§ **Given problem**
Look for the word "content" in the entries below, then copy every line that has it.

§ **Data in this exercise**

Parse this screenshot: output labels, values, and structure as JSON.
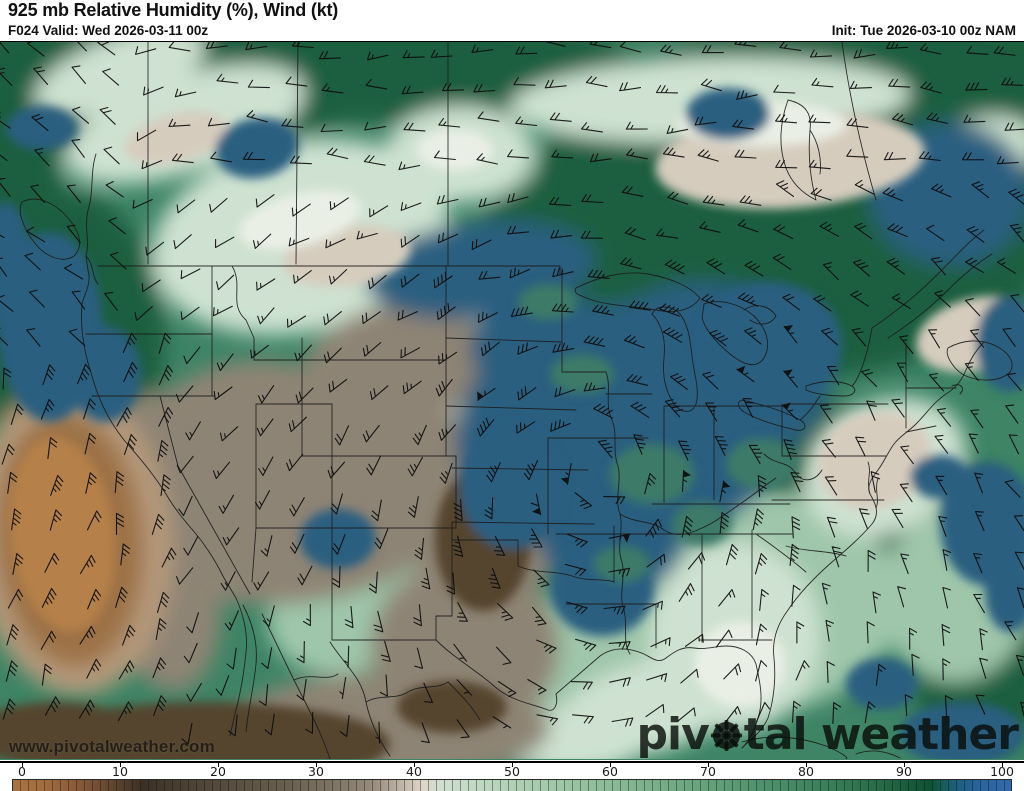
{
  "header": {
    "title": "925 mb Relative Humidity (%), Wind (kt)",
    "valid_label": "F024 Valid: Wed 2026-03-11 00z",
    "init_label": "Init: Tue 2026-03-10 00z NAM"
  },
  "map": {
    "watermark_url": "www.pivotalweather.com",
    "logo": {
      "before": "piv",
      "after": "tal weather"
    }
  },
  "colorbar": {
    "ticks": [
      0,
      10,
      20,
      30,
      40,
      50,
      60,
      70,
      80,
      90,
      100
    ],
    "stops": [
      [
        0,
        "#a97445"
      ],
      [
        3,
        "#a26d3f"
      ],
      [
        7,
        "#83573a"
      ],
      [
        10,
        "#5f452f"
      ],
      [
        13,
        "#3c3026"
      ],
      [
        17,
        "#494033"
      ],
      [
        22,
        "#584e41"
      ],
      [
        27,
        "#675d4e"
      ],
      [
        32,
        "#7d7365"
      ],
      [
        36,
        "#968b7d"
      ],
      [
        40,
        "#cfc5b8"
      ],
      [
        41,
        "#ded4c8"
      ],
      [
        43,
        "#d0dfd0"
      ],
      [
        47,
        "#bed7c2"
      ],
      [
        52,
        "#a9ccb0"
      ],
      [
        58,
        "#92bf9e"
      ],
      [
        64,
        "#7bb08c"
      ],
      [
        70,
        "#62a07a"
      ],
      [
        76,
        "#4c8f6a"
      ],
      [
        82,
        "#397d58"
      ],
      [
        87,
        "#276a47"
      ],
      [
        90,
        "#175a39"
      ],
      [
        92,
        "#0f5133"
      ],
      [
        93,
        "#155c53"
      ],
      [
        95,
        "#1f5f86"
      ],
      [
        97,
        "#2a649e"
      ],
      [
        100,
        "#3369ad"
      ]
    ]
  },
  "palette": {
    "base_green": "#3e8465",
    "dark_green": "#1a5f41",
    "light_green": "#9fc6aa",
    "pale_mint": "#cfe2d1",
    "white_mint": "#eaefe5",
    "tan": "#d6ccbe",
    "gray_brown": "#8e8475",
    "dark_brown": "#55452f",
    "orange_core": "#b58049",
    "orange_mid": "#9d7247",
    "orange_ring": "#b59a7c",
    "blue": "#2b5f80",
    "mottle_green": "#3e7a68",
    "border": "#1b1b1b",
    "barb": "#0d0d0d"
  }
}
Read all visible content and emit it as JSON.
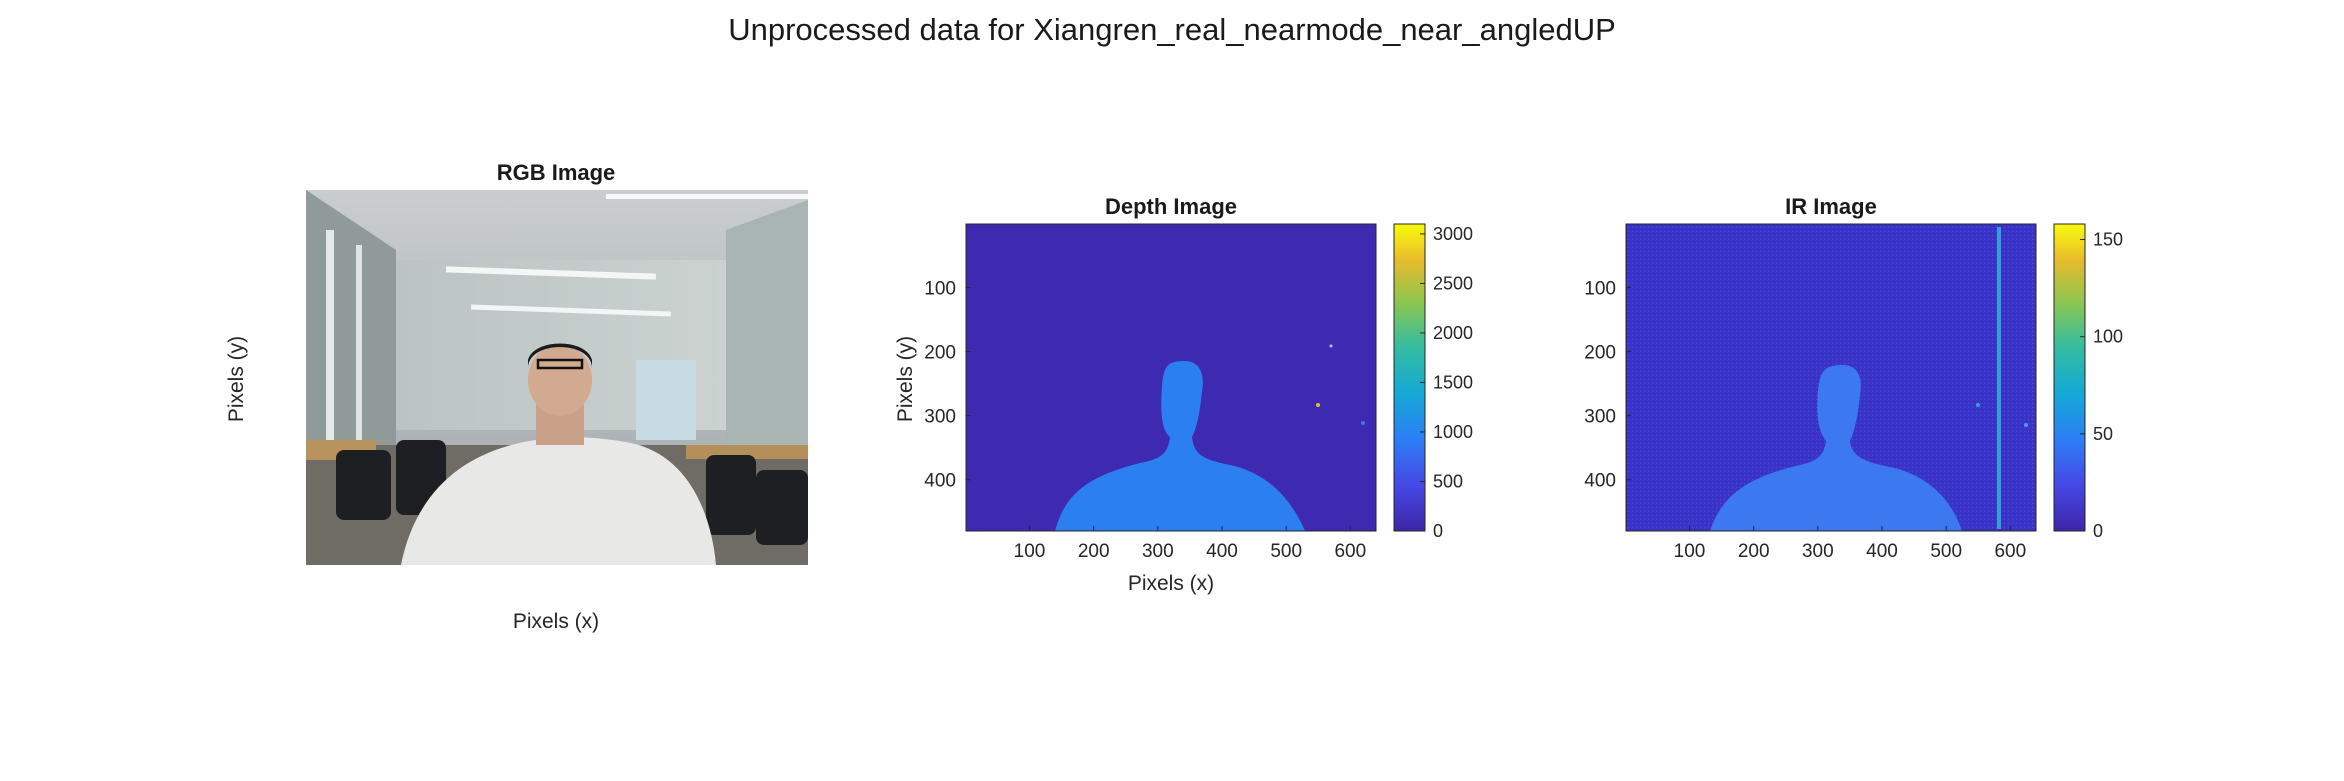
{
  "figure_title": "Unprocessed data for Xiangren_real_nearmode_near_angledUP",
  "chart_data": [
    {
      "type": "image",
      "title": "RGB Image",
      "xlabel": "Pixels (x)",
      "ylabel": "Pixels (y)",
      "content": "photo of a person looking upward in an office room with chairs and ceiling lights"
    },
    {
      "type": "heatmap",
      "title": "Depth Image",
      "xlabel": "Pixels (x)",
      "ylabel": "Pixels (y)",
      "xlim": [
        1,
        640
      ],
      "ylim": [
        1,
        480
      ],
      "xticks": [
        100,
        200,
        300,
        400,
        500,
        600
      ],
      "yticks": [
        100,
        200,
        300,
        400
      ],
      "colorbar": {
        "clim": [
          0,
          3100
        ],
        "ticks": [
          0,
          500,
          1000,
          1500,
          2000,
          2500,
          3000
        ],
        "colormap": "parula"
      },
      "background_value": 0,
      "subject_value": 1000,
      "colors": {
        "background": "#3e2ab0",
        "subject": "#2b7ff0",
        "outlier": "#e6c02a"
      }
    },
    {
      "type": "heatmap",
      "title": "IR Image",
      "xlabel": "",
      "ylabel": "",
      "xlim": [
        1,
        640
      ],
      "ylim": [
        1,
        480
      ],
      "xticks": [
        100,
        200,
        300,
        400,
        500,
        600
      ],
      "yticks": [
        100,
        200,
        300,
        400
      ],
      "colorbar": {
        "clim": [
          0,
          158
        ],
        "ticks": [
          0,
          50,
          100,
          150
        ],
        "colormap": "parula"
      },
      "background_value": 10,
      "subject_value": 40,
      "colors": {
        "background": "#3a35c8",
        "subject": "#3c78f0",
        "stripe": "#2fa0d8"
      }
    }
  ]
}
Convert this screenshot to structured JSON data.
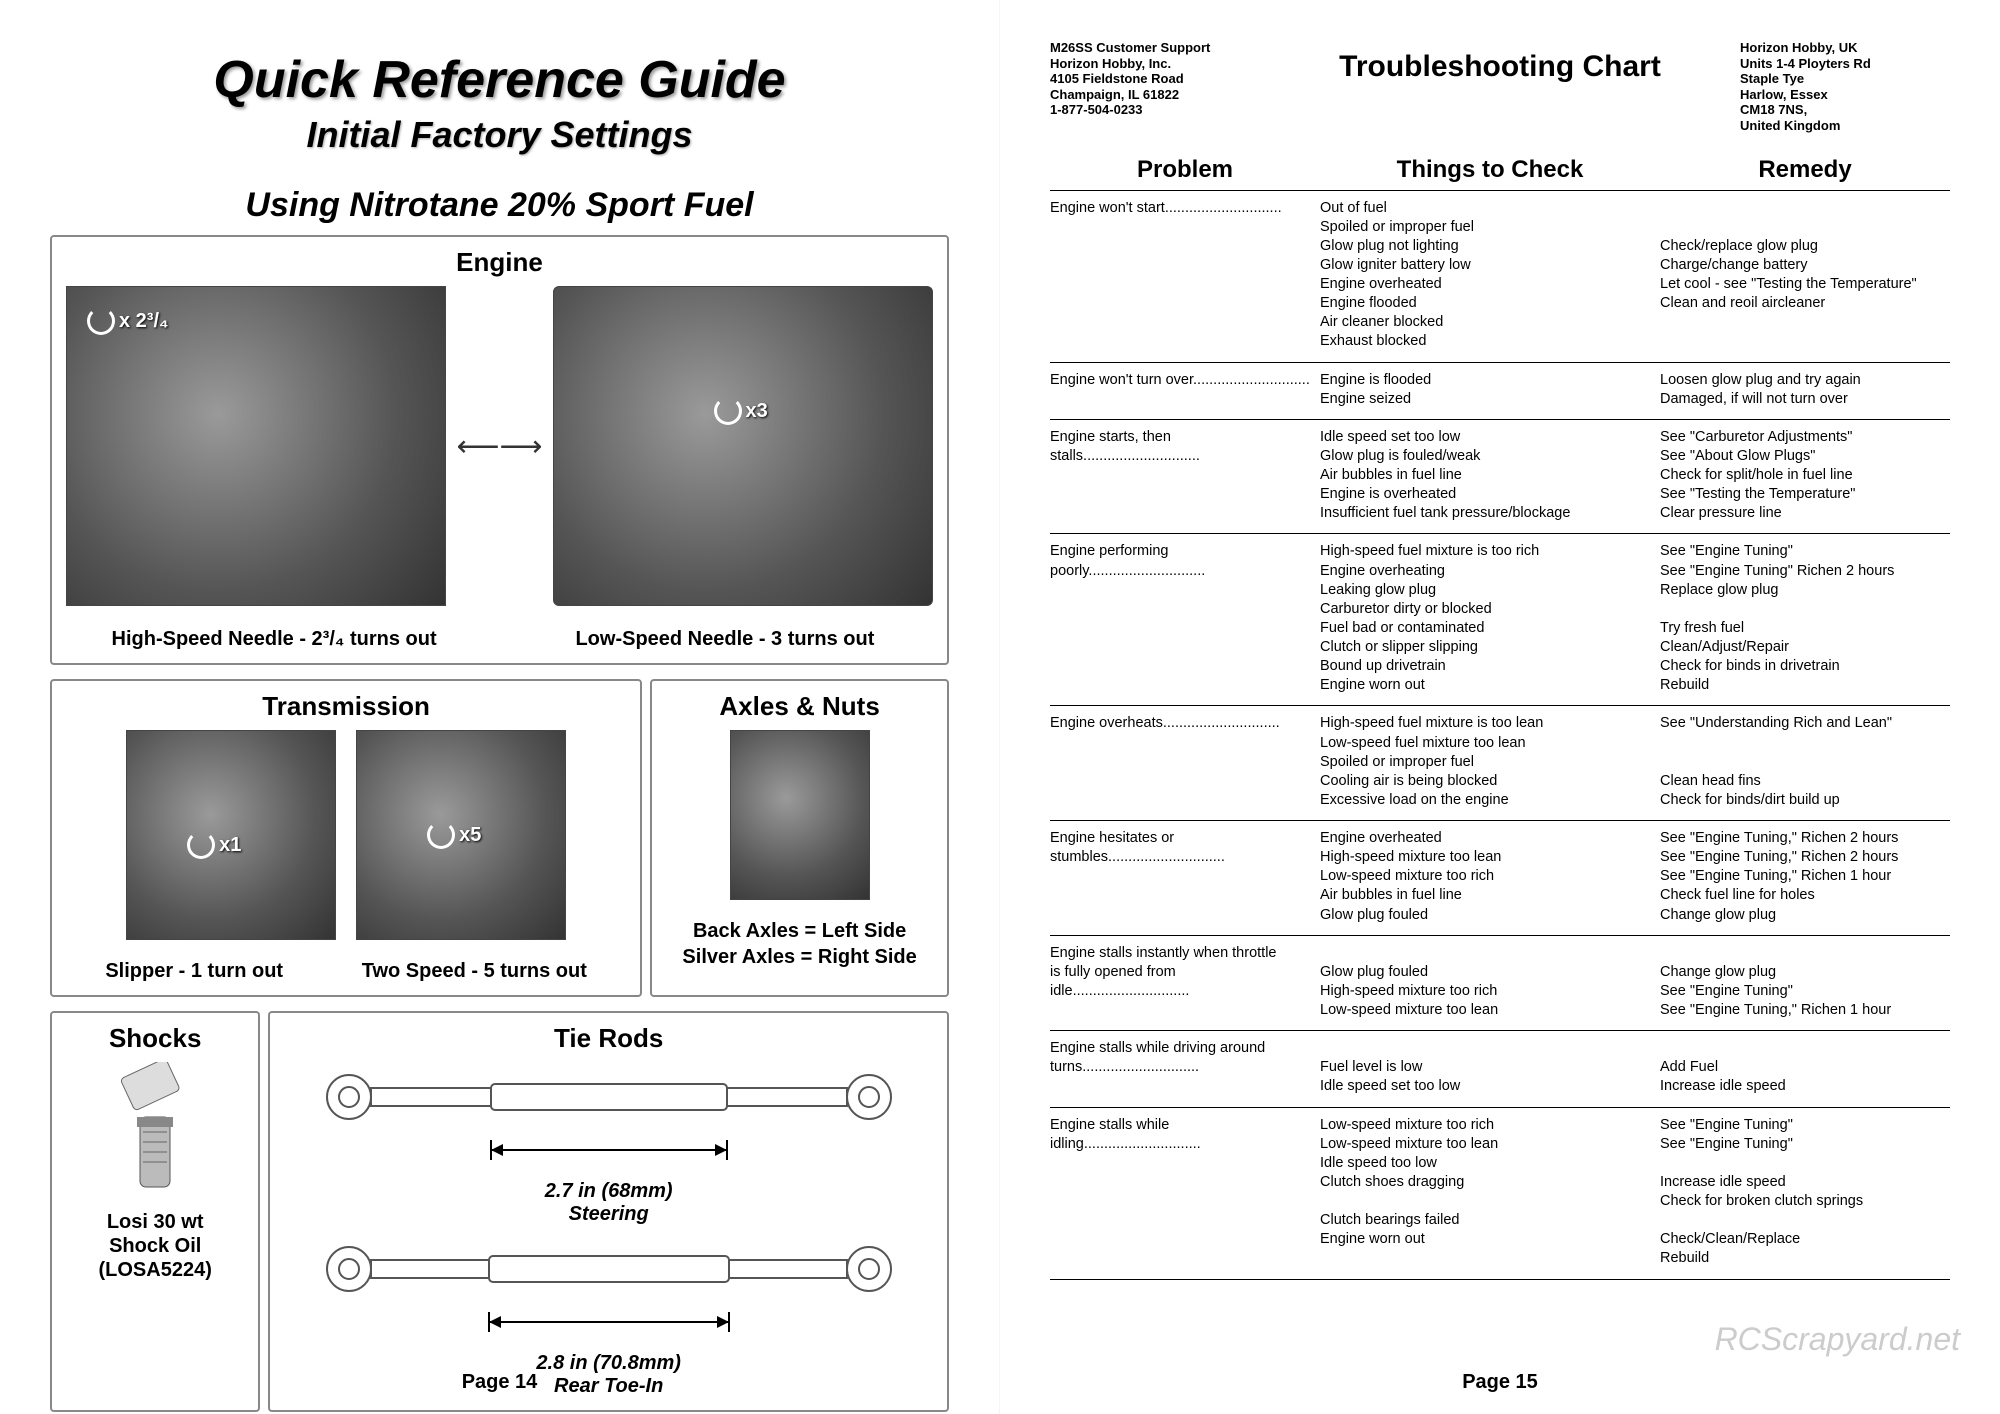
{
  "left": {
    "title_main": "Quick Reference Guide",
    "title_sub": "Initial Factory Settings",
    "title_fuel": "Using Nitrotane 20% Sport Fuel",
    "engine": {
      "heading": "Engine",
      "left_overlay": "x 2³/₄",
      "right_overlay": "x3",
      "caption_left": "High-Speed Needle - 2³/₄ turns out",
      "caption_right": "Low-Speed Needle - 3 turns out"
    },
    "transmission": {
      "heading": "Transmission",
      "left_overlay": "x1",
      "right_overlay": "x5",
      "caption_left": "Slipper - 1 turn out",
      "caption_right": "Two Speed - 5 turns out"
    },
    "axles": {
      "heading": "Axles & Nuts",
      "line1": "Back Axles = Left Side",
      "line2": "Silver Axles = Right Side"
    },
    "shocks": {
      "heading": "Shocks",
      "line1": "Losi 30 wt",
      "line2": "Shock Oil",
      "line3": "(LOSA5224)"
    },
    "tierods": {
      "heading": "Tie Rods",
      "steering_dim": "2.7 in (68mm)",
      "steering_label": "Steering",
      "rear_dim": "2.8 in (70.8mm)",
      "rear_label": "Rear Toe-In"
    },
    "page_num": "Page 14"
  },
  "right": {
    "addr_us": "M26SS Customer Support\nHorizon Hobby, Inc.\n4105 Fieldstone Road\nChampaign, IL 61822\n1-877-504-0233",
    "chart_title": "Troubleshooting Chart",
    "addr_uk": "Horizon Hobby, UK\nUnits 1-4 Ployters Rd\nStaple Tye\nHarlow, Essex\nCM18 7NS,\nUnited Kingdom",
    "h_problem": "Problem",
    "h_check": "Things to Check",
    "h_remedy": "Remedy",
    "rows": [
      {
        "problem": "Engine won't start",
        "check": "Out of fuel\nSpoiled or improper fuel\nGlow plug not lighting\nGlow igniter battery low\nEngine overheated\nEngine flooded\nAir cleaner blocked\nExhaust blocked",
        "remedy": "\n\nCheck/replace glow plug\nCharge/change battery\nLet cool - see \"Testing the Temperature\"\nClean and reoil aircleaner"
      },
      {
        "problem": "Engine won't turn over",
        "check": "Engine is flooded\nEngine seized",
        "remedy": "Loosen glow plug and try again\nDamaged, if will not turn over"
      },
      {
        "problem": "Engine starts, then stalls",
        "check": "Idle speed set too low\nGlow plug is fouled/weak\nAir bubbles in fuel line\nEngine is overheated\nInsufficient fuel tank pressure/blockage",
        "remedy": "See \"Carburetor Adjustments\"\nSee \"About Glow Plugs\"\nCheck for split/hole in fuel line\nSee \"Testing the Temperature\"\nClear pressure line"
      },
      {
        "problem": "Engine performing poorly",
        "check": "High-speed fuel mixture is too rich\nEngine overheating\nLeaking glow plug\nCarburetor dirty or blocked\nFuel bad or contaminated\nClutch or slipper slipping\nBound up drivetrain\nEngine worn out",
        "remedy": "See \"Engine Tuning\"\nSee \"Engine Tuning\" Richen 2 hours\nReplace glow plug\n\nTry fresh fuel\nClean/Adjust/Repair\nCheck for binds in drivetrain\nRebuild"
      },
      {
        "problem": "Engine overheats",
        "check": "High-speed fuel mixture is too lean\nLow-speed fuel mixture too lean\nSpoiled or improper fuel\nCooling air is being blocked\nExcessive load on the engine",
        "remedy": "See \"Understanding Rich and Lean\"\n\n\nClean head fins\nCheck for binds/dirt build up"
      },
      {
        "problem": "Engine hesitates or stumbles",
        "check": "Engine overheated\nHigh-speed mixture too lean\nLow-speed mixture too rich\nAir bubbles in fuel line\nGlow plug fouled",
        "remedy": "See \"Engine Tuning,\" Richen 2 hours\nSee \"Engine Tuning,\" Richen 2 hours\nSee \"Engine Tuning,\" Richen 1 hour\nCheck fuel line for holes\nChange glow plug"
      },
      {
        "problem": "Engine stalls instantly when throttle\nis fully opened from idle",
        "check": "\nGlow plug fouled\nHigh-speed mixture too rich\nLow-speed mixture too lean",
        "remedy": "\nChange glow plug\nSee \"Engine Tuning\"\nSee \"Engine Tuning,\" Richen 1 hour"
      },
      {
        "problem": "Engine stalls while driving around\nturns",
        "check": "\nFuel level is low\nIdle speed set too low",
        "remedy": "\nAdd Fuel\nIncrease idle speed"
      },
      {
        "problem": "Engine stalls while idling",
        "check": "Low-speed mixture too rich\nLow-speed mixture too lean\nIdle speed too low\nClutch shoes dragging\n\nClutch bearings failed\nEngine worn out",
        "remedy": "See \"Engine Tuning\"\nSee \"Engine Tuning\"\n\nIncrease idle speed\nCheck for broken clutch springs\n\nCheck/Clean/Replace\nRebuild"
      }
    ],
    "page_num": "Page 15",
    "watermark": "RCScrapyard.net"
  }
}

§ **Solved exercise**
Read all visible content and emit it as JSON.
      "content": "photo of a person looking upward in an office room with chairs and ceiling lights"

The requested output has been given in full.